- _TASK STATEMENT_
Could you set down, unchanged, everything from the line containing "data-point-ldof — [308, 259, 320, 271]" down to the final line of the records?

## Start

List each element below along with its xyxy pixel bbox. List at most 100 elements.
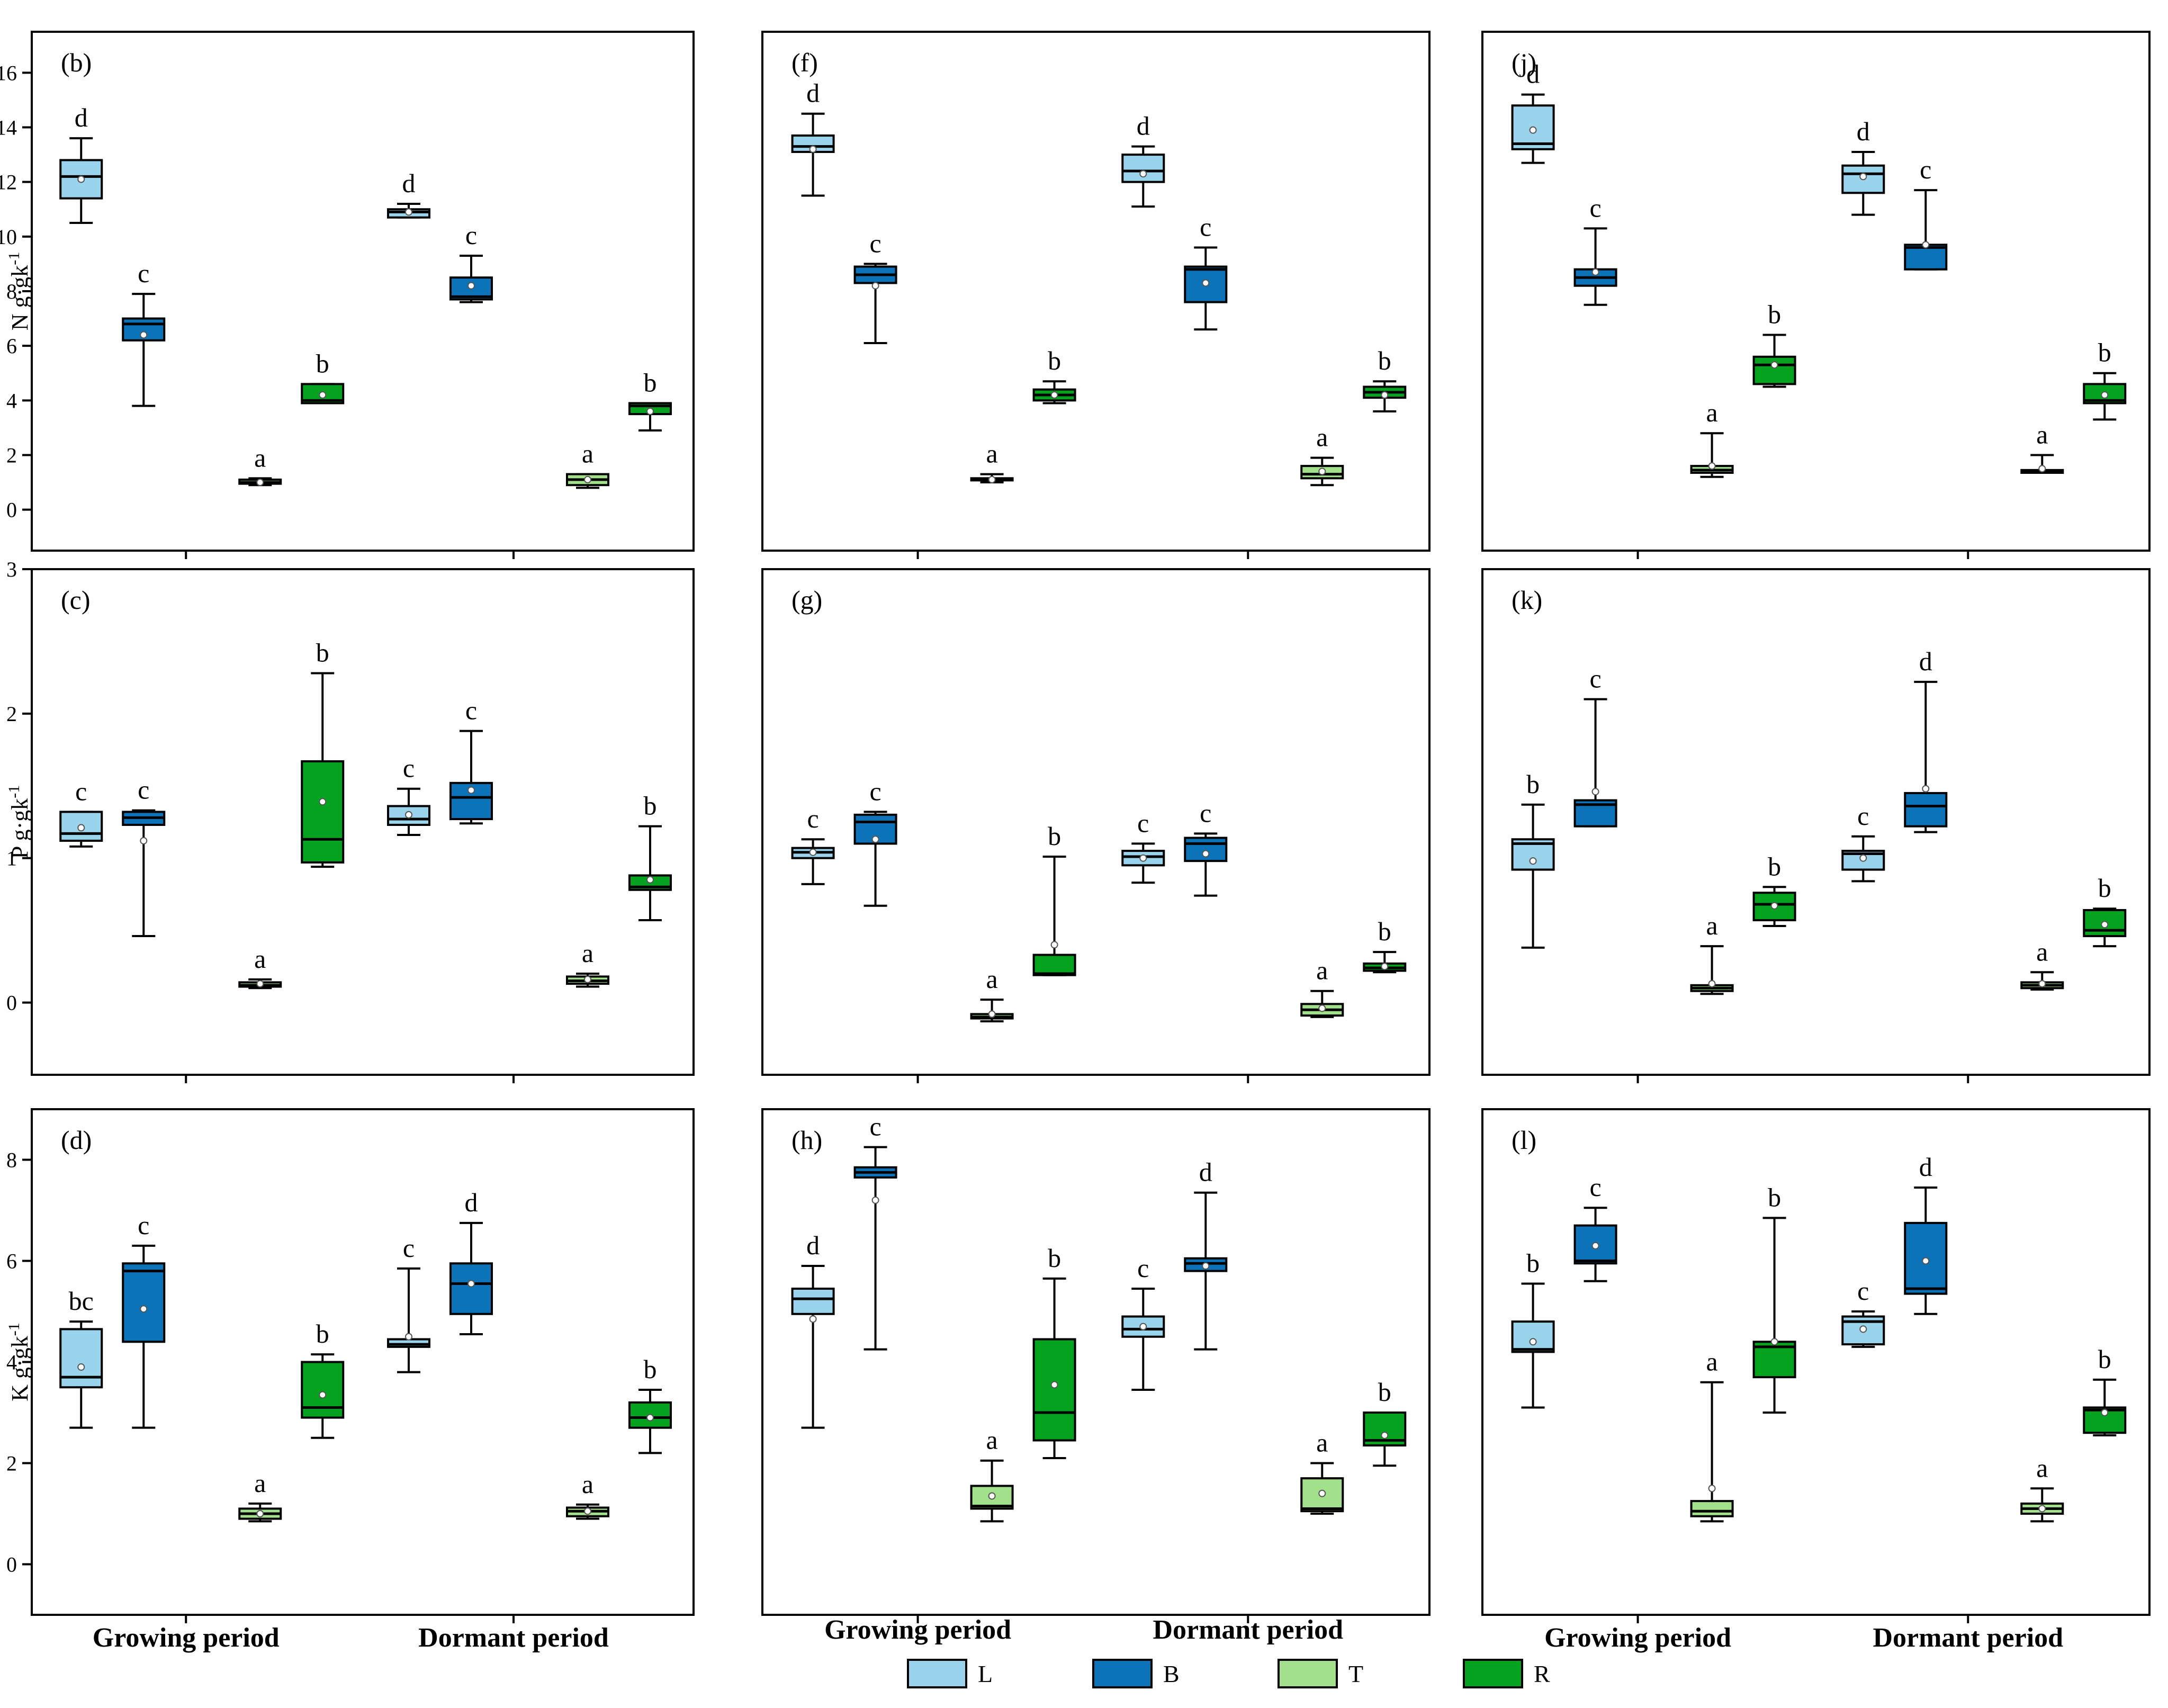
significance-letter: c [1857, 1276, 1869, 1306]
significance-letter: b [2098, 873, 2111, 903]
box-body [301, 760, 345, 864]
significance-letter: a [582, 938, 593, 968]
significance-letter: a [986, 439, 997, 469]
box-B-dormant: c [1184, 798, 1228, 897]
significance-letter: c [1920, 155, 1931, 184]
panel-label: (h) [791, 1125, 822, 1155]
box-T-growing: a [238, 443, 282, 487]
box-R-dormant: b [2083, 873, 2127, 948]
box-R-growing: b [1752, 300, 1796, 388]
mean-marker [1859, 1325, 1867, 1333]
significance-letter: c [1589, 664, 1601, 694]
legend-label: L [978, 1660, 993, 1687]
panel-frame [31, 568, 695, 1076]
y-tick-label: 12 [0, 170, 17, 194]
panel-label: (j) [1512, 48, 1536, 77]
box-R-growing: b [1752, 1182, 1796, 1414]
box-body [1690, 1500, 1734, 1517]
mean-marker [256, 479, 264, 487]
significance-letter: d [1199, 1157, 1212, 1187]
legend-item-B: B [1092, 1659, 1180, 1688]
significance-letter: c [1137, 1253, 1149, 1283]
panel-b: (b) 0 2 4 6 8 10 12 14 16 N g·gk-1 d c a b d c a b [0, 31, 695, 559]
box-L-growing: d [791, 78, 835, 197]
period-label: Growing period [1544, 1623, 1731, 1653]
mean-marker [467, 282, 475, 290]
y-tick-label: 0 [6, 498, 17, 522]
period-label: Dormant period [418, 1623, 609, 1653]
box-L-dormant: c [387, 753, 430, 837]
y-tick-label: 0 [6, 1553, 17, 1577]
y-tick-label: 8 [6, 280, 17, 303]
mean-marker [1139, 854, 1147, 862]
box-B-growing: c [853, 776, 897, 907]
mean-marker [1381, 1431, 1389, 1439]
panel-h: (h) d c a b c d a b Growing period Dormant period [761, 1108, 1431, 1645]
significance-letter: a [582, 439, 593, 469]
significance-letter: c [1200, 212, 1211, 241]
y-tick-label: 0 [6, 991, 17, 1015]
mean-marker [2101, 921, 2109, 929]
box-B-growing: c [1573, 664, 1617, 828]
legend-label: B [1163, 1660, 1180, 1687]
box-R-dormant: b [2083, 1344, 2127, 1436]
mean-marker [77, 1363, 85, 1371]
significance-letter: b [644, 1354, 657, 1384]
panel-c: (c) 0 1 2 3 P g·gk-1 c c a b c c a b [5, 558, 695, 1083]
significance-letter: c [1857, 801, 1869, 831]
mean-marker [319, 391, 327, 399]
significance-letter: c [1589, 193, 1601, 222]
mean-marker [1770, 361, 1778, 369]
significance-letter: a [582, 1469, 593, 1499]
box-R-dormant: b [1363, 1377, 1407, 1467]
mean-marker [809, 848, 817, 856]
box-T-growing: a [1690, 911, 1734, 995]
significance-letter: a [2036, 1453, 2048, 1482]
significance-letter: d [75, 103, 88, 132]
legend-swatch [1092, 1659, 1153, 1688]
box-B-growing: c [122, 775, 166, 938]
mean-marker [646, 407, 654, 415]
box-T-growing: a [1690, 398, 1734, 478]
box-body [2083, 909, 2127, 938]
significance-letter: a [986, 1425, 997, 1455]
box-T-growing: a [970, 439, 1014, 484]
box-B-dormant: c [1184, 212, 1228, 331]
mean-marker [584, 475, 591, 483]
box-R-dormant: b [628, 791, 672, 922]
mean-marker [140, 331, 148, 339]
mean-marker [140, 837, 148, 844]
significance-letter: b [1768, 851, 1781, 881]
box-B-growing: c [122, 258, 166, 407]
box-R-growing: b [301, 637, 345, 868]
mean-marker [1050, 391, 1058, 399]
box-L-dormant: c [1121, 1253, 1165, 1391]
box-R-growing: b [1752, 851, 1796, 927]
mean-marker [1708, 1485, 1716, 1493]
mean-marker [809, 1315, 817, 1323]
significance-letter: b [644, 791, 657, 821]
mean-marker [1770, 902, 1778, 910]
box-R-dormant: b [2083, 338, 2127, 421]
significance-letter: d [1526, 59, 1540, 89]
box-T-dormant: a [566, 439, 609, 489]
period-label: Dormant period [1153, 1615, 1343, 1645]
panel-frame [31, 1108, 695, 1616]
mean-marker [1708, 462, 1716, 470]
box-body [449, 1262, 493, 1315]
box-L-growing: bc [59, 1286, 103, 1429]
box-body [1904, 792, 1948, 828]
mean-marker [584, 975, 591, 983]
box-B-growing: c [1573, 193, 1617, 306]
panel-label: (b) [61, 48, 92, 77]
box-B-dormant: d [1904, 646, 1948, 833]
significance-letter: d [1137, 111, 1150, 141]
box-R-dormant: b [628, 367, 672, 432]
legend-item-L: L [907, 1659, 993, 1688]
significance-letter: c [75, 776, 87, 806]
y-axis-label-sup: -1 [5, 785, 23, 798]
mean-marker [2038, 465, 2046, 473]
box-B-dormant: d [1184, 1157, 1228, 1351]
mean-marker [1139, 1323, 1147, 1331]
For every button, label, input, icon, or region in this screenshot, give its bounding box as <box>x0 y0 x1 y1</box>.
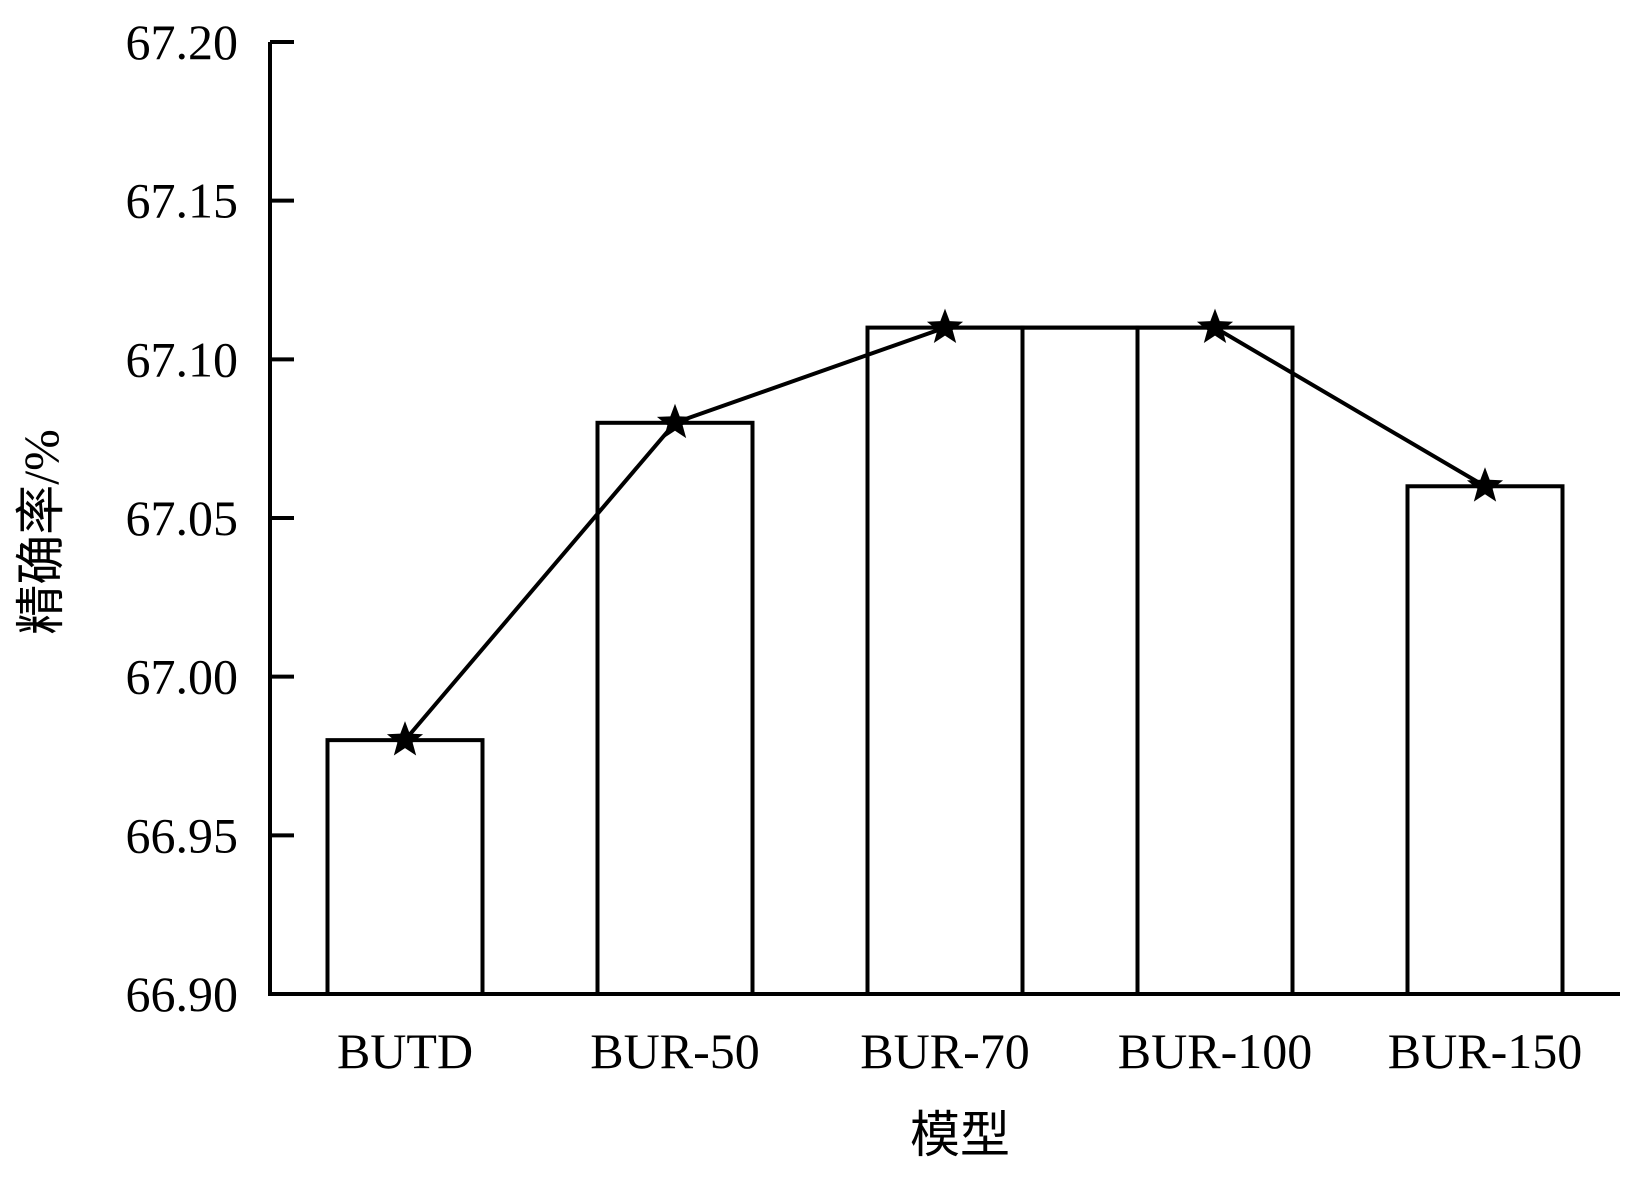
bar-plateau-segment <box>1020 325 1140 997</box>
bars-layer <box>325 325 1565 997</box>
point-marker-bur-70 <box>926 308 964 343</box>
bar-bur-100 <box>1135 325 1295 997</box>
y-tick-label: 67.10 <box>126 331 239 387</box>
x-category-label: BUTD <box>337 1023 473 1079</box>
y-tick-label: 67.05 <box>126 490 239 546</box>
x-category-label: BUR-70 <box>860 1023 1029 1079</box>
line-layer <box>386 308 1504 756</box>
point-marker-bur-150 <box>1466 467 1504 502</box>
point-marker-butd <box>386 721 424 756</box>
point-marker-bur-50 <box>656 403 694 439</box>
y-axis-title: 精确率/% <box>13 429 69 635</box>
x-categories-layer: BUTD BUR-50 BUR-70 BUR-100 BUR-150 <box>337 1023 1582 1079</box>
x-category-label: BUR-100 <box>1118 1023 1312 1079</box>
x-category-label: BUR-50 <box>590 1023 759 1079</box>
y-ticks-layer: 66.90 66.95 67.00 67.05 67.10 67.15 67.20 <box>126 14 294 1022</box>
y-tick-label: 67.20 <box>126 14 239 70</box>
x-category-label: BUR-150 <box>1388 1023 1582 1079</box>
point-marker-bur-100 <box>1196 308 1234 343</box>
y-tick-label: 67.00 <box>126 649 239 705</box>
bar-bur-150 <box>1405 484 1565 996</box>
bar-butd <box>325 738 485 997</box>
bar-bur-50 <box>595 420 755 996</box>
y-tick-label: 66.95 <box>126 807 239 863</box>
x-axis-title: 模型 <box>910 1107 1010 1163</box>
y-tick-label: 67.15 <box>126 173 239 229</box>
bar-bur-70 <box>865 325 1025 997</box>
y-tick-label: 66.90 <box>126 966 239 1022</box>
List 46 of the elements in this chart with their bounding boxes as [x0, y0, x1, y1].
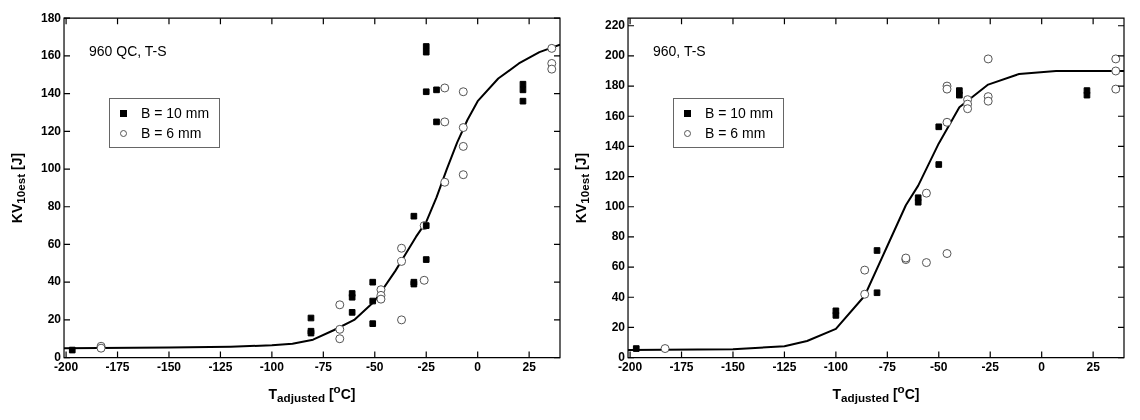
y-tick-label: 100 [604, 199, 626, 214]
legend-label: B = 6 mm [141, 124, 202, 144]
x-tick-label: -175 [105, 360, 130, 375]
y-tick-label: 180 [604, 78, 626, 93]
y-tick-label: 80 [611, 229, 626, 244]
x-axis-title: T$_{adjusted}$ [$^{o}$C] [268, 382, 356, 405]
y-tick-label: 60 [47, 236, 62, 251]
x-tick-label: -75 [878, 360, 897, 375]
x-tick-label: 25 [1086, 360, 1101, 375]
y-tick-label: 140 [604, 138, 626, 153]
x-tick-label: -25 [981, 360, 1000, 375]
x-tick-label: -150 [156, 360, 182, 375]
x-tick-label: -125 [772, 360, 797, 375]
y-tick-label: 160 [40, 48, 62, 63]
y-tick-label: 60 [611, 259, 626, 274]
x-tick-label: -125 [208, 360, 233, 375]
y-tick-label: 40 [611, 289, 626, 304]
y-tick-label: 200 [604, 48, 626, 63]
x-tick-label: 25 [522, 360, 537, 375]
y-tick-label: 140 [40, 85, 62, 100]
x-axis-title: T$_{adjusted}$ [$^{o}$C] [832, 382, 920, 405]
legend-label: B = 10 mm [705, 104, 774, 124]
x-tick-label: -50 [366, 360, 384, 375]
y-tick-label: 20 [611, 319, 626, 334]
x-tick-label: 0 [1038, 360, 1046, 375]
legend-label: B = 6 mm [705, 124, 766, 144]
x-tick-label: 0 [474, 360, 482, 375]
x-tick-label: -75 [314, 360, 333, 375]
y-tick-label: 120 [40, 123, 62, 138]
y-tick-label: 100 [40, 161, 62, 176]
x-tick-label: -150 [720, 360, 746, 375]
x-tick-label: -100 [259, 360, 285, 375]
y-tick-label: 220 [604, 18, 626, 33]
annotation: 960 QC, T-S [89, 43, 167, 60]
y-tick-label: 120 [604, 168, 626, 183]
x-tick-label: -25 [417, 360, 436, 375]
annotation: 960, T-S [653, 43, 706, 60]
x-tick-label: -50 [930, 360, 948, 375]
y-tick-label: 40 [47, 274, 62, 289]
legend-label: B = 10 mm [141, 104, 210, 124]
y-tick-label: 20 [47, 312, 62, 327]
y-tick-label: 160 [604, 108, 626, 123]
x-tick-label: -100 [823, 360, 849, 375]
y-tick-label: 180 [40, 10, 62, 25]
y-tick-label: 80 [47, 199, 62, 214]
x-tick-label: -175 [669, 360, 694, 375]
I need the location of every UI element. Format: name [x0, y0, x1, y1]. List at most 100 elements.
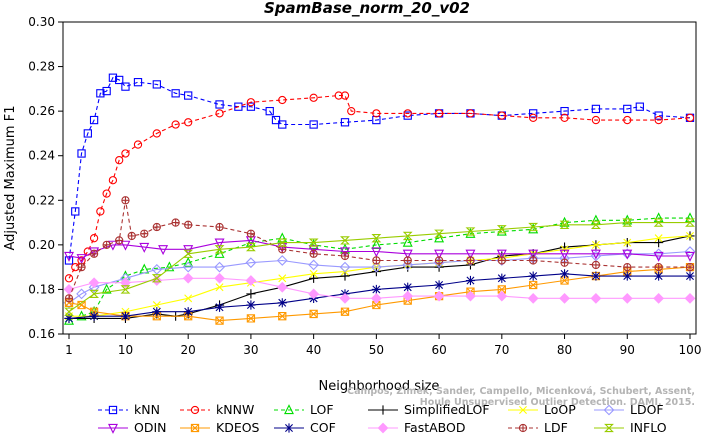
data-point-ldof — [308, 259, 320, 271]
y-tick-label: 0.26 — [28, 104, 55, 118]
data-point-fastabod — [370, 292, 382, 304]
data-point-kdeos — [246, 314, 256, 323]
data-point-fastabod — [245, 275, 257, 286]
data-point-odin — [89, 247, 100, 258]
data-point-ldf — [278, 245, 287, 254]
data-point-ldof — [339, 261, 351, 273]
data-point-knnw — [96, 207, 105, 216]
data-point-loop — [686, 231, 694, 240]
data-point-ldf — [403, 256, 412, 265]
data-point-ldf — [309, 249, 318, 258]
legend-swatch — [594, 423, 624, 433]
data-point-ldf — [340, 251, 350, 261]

## End

- _SOLUTION TO THE PROBLEM_
data-point-ldof — [308, 259, 320, 271]
y-tick-label: 0.26 — [28, 104, 55, 118]
data-point-fastabod — [370, 292, 382, 304]
data-point-kdeos — [246, 314, 256, 323]
data-point-fastabod — [245, 275, 257, 286]
data-point-odin — [89, 247, 100, 258]
data-point-ldf — [278, 245, 287, 254]
data-point-ldof — [339, 261, 351, 273]
data-point-knnw — [96, 207, 105, 216]
data-point-loop — [686, 231, 694, 240]
data-point-ldf — [403, 256, 412, 265]
data-point-ldf — [309, 249, 318, 258]
legend-swatch — [594, 423, 624, 433]
data-point-ldf — [340, 251, 350, 261]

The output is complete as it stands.